Task description: Please count the lines below that contain the word "should", and reply with that number alone.

Dataset records:
** start **
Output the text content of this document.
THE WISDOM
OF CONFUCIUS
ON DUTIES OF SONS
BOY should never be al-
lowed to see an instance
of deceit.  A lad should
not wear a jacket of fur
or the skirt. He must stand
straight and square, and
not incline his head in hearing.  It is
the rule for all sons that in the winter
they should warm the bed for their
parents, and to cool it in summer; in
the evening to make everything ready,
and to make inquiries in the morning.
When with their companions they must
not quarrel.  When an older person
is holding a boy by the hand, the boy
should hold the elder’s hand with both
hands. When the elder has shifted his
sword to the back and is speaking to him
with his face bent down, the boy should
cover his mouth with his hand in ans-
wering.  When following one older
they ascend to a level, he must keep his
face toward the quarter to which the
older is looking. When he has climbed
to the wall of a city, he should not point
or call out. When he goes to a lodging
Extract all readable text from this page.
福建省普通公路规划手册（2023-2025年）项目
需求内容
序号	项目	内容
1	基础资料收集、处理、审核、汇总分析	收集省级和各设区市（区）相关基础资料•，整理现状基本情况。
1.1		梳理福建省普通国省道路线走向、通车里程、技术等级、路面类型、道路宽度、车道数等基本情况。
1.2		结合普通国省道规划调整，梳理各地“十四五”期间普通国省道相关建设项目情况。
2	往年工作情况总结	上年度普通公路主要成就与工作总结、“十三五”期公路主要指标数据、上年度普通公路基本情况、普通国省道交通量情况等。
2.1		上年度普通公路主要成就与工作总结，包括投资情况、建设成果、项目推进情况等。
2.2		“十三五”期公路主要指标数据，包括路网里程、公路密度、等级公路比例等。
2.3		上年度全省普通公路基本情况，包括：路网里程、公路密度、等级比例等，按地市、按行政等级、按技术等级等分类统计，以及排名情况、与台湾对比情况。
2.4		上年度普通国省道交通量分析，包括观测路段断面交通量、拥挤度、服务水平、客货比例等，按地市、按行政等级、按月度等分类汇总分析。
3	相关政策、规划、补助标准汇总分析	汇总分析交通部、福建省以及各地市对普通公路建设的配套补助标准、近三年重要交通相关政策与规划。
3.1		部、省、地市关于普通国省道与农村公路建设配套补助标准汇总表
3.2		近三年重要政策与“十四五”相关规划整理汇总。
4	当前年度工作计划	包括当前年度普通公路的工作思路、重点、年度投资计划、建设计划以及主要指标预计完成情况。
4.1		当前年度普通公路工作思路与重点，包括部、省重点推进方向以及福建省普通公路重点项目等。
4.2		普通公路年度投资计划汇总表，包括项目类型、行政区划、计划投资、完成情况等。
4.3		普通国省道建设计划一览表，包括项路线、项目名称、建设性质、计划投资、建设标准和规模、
** end **
Complete output: 6